Records from a collection:

-----

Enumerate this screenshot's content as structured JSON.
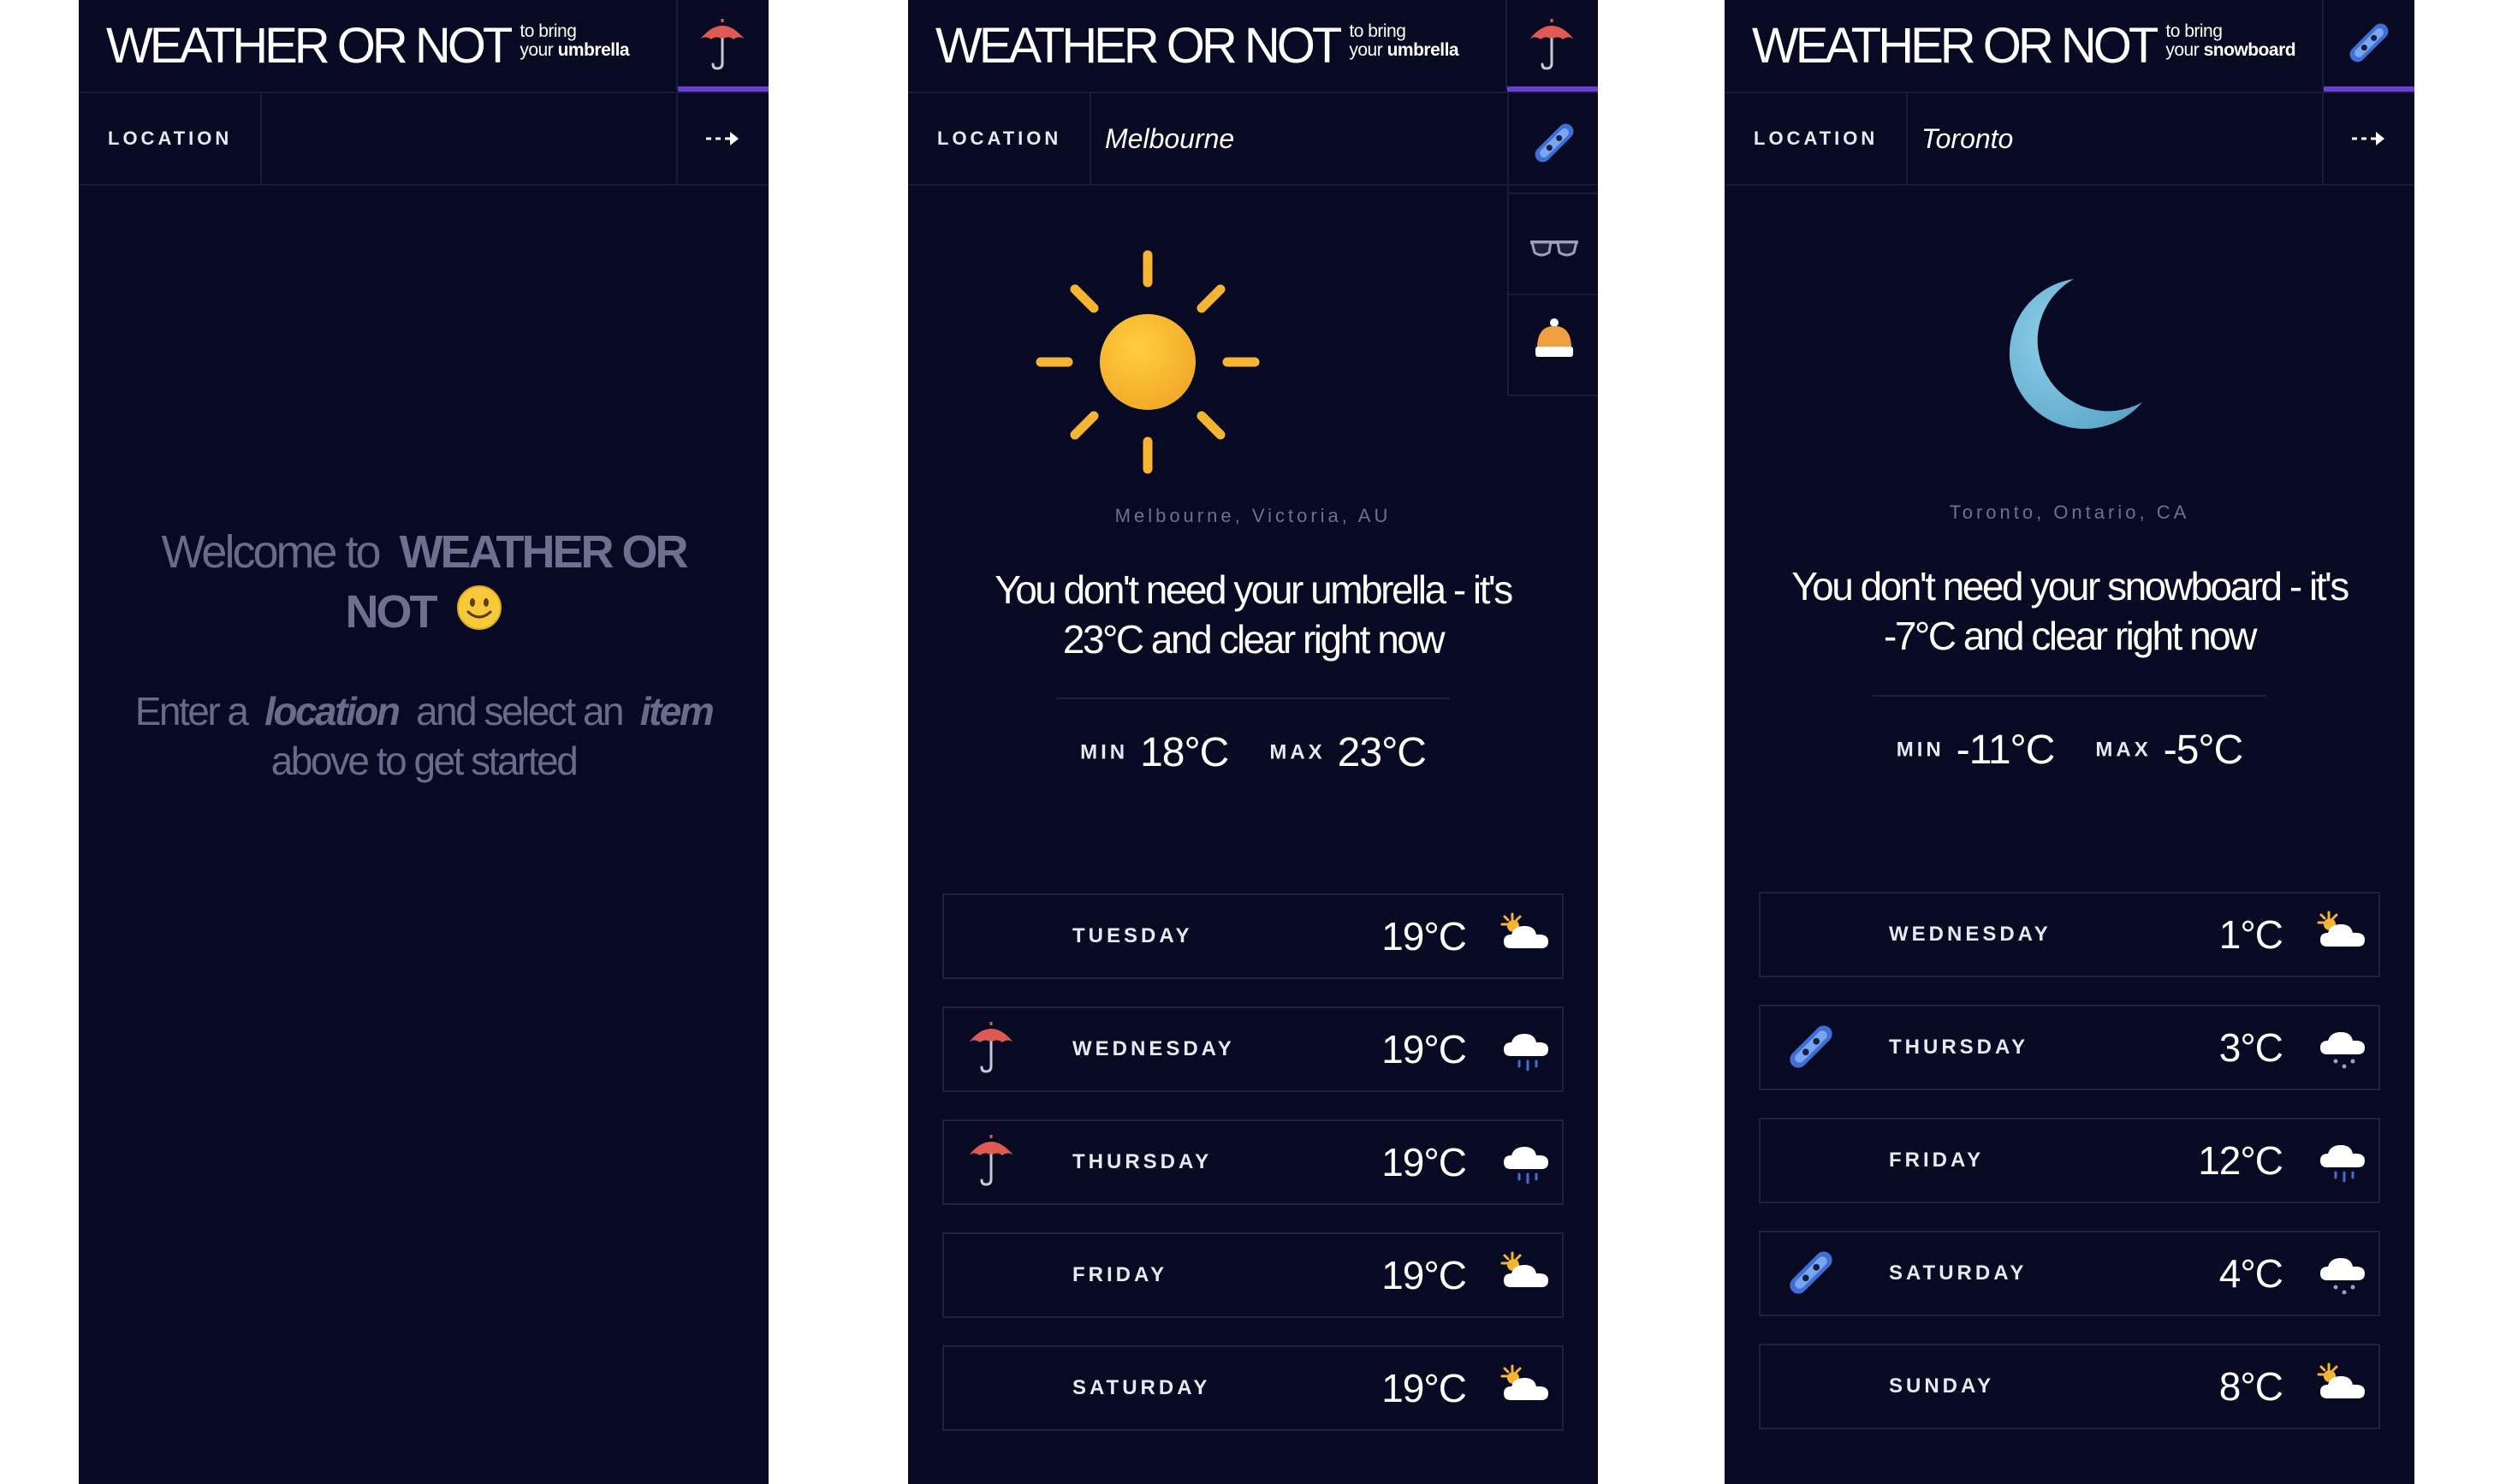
{
  "brand": {
    "title": "WEATHER OR NOT",
    "sub_prefix": "to bring",
    "sub_your": "your"
  },
  "location_label": "LOCATION",
  "screens": [
    {
      "item": "umbrella",
      "location_value": "",
      "location_placeholder": "",
      "welcome": {
        "title_prefix": "Welcome to",
        "title_brand": "WEATHER OR NOT",
        "sub_1": "Enter a",
        "sub_location": "location",
        "sub_2": "and select an",
        "sub_item": "item",
        "sub_3": "above to get started"
      }
    },
    {
      "item": "umbrella",
      "location_value": "Melbourne",
      "side_menu": [
        "snowboard-icon",
        "sunglasses-icon",
        "beanie-icon"
      ],
      "current_icon": "sun-icon",
      "place": "Melbourne, Victoria, AU",
      "verdict": "You don't need your umbrella - it's 23°C and clear right now",
      "min_label": "MIN",
      "min": "18°C",
      "max_label": "MAX",
      "max": "23°C",
      "forecast": [
        {
          "day": "TUESDAY",
          "temp": "19°C",
          "item": false,
          "icon": "partly-cloudy-icon"
        },
        {
          "day": "WEDNESDAY",
          "temp": "19°C",
          "item": true,
          "icon": "rain-cloud-icon"
        },
        {
          "day": "THURSDAY",
          "temp": "19°C",
          "item": true,
          "icon": "rain-cloud-icon"
        },
        {
          "day": "FRIDAY",
          "temp": "19°C",
          "item": false,
          "icon": "partly-cloudy-icon"
        },
        {
          "day": "SATURDAY",
          "temp": "19°C",
          "item": false,
          "icon": "partly-cloudy-icon"
        }
      ]
    },
    {
      "item": "snowboard",
      "location_value": "Toronto",
      "current_icon": "moon-icon",
      "place": "Toronto, Ontario, CA",
      "verdict": "You don't need your snowboard - it's -7°C and clear right now",
      "min_label": "MIN",
      "min": "-11°C",
      "max_label": "MAX",
      "max": "-5°C",
      "forecast": [
        {
          "day": "WEDNESDAY",
          "temp": "1°C",
          "item": false,
          "icon": "partly-cloudy-icon"
        },
        {
          "day": "THURSDAY",
          "temp": "3°C",
          "item": true,
          "icon": "snow-cloud-icon"
        },
        {
          "day": "FRIDAY",
          "temp": "12°C",
          "item": false,
          "icon": "rain-cloud-icon"
        },
        {
          "day": "SATURDAY",
          "temp": "4°C",
          "item": true,
          "icon": "snow-cloud-icon"
        },
        {
          "day": "SUNDAY",
          "temp": "8°C",
          "item": false,
          "icon": "partly-cloudy-icon"
        }
      ]
    }
  ],
  "colors": {
    "background": "#070a22",
    "accent": "#6a3dd6",
    "muted_text": "#6c6a8a",
    "sun": "#f5b532",
    "moon": "#7ec1e0",
    "umbrella": "#e05a55",
    "snowboard": "#3f6fd6"
  }
}
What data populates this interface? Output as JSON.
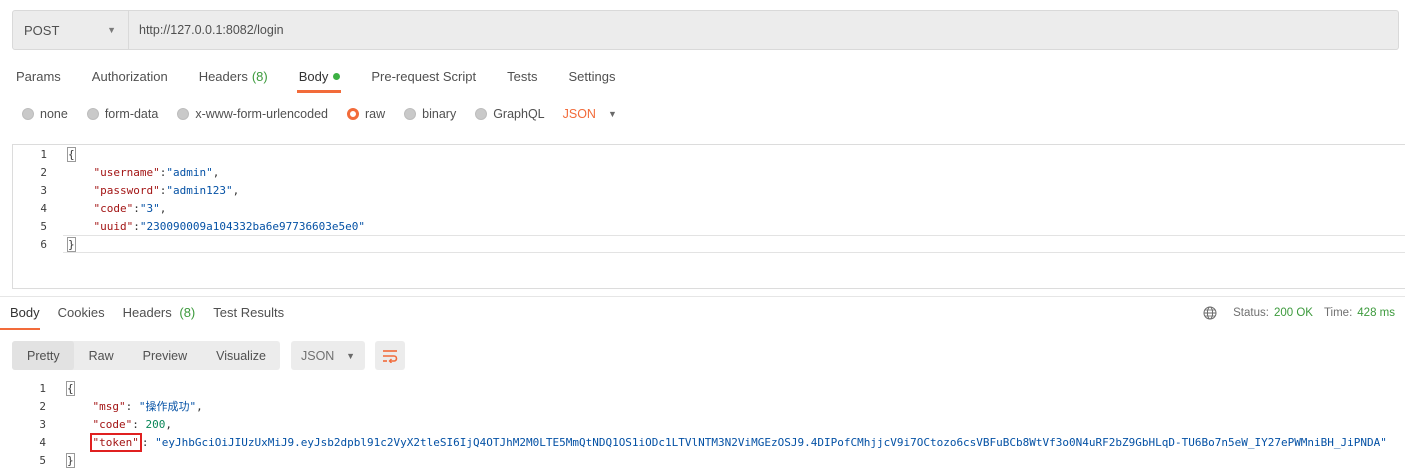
{
  "request": {
    "method": "POST",
    "url": "http://127.0.0.1:8082/login"
  },
  "request_tabs": [
    {
      "label": "Params"
    },
    {
      "label": "Authorization"
    },
    {
      "label": "Headers",
      "count": "(8)"
    },
    {
      "label": "Body"
    },
    {
      "label": "Pre-request Script"
    },
    {
      "label": "Tests"
    },
    {
      "label": "Settings"
    }
  ],
  "body_types": [
    {
      "label": "none"
    },
    {
      "label": "form-data"
    },
    {
      "label": "x-www-form-urlencoded"
    },
    {
      "label": "raw",
      "selected": true
    },
    {
      "label": "binary"
    },
    {
      "label": "GraphQL"
    }
  ],
  "body_format": "JSON",
  "request_body": {
    "line_numbers": [
      "1",
      "2",
      "3",
      "4",
      "5",
      "6"
    ],
    "open_brace": "{",
    "close_brace": "}",
    "fields": [
      {
        "key": "\"username\"",
        "sep": ":",
        "value": "\"admin\"",
        "trail": ","
      },
      {
        "key": "\"password\"",
        "sep": ":",
        "value": "\"admin123\"",
        "trail": ","
      },
      {
        "key": "\"code\"",
        "sep": ":",
        "value": "\"3\"",
        "trail": ","
      },
      {
        "key": "\"uuid\"",
        "sep": ":",
        "value": "\"230090009a104332ba6e97736603e5e0\"",
        "trail": ""
      }
    ]
  },
  "response_tabs": [
    {
      "label": "Body"
    },
    {
      "label": "Cookies"
    },
    {
      "label": "Headers",
      "count": "(8)"
    },
    {
      "label": "Test Results"
    }
  ],
  "status": {
    "status_label": "Status:",
    "status_value": "200 OK",
    "time_label": "Time:",
    "time_value": "428 ms"
  },
  "view_modes": [
    "Pretty",
    "Raw",
    "Preview",
    "Visualize"
  ],
  "response_format": "JSON",
  "response_body": {
    "line_numbers": [
      "1",
      "2",
      "3",
      "4",
      "5"
    ],
    "open_brace": "{",
    "close_brace": "}",
    "msg_key": "\"msg\"",
    "msg_value": "\"操作成功\"",
    "code_key": "\"code\"",
    "code_value": "200",
    "token_key": "\"token\"",
    "token_value": "\"eyJhbGciOiJIUzUxMiJ9.eyJsb2dpbl91c2VyX2tleSI6IjQ4OTJhM2M0LTE5MmQtNDQ1OS1iODc1LTVlNTM3N2ViMGEzOSJ9.4DIPofCMhjjcV9i7OCtozo6csVBFuBCb8WtVf3o0N4uRF2bZ9GbHLqD-TU6Bo7n5eW_IY27ePWMniBH_JiPNDA\""
  },
  "colors": {
    "accent": "#f26b3a",
    "success": "#3c9a3c",
    "highlight_box": "#e02020"
  }
}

-----

To be done: Determine how many lines in the listing above hold the string "this", then write only the number.

Solution below: 2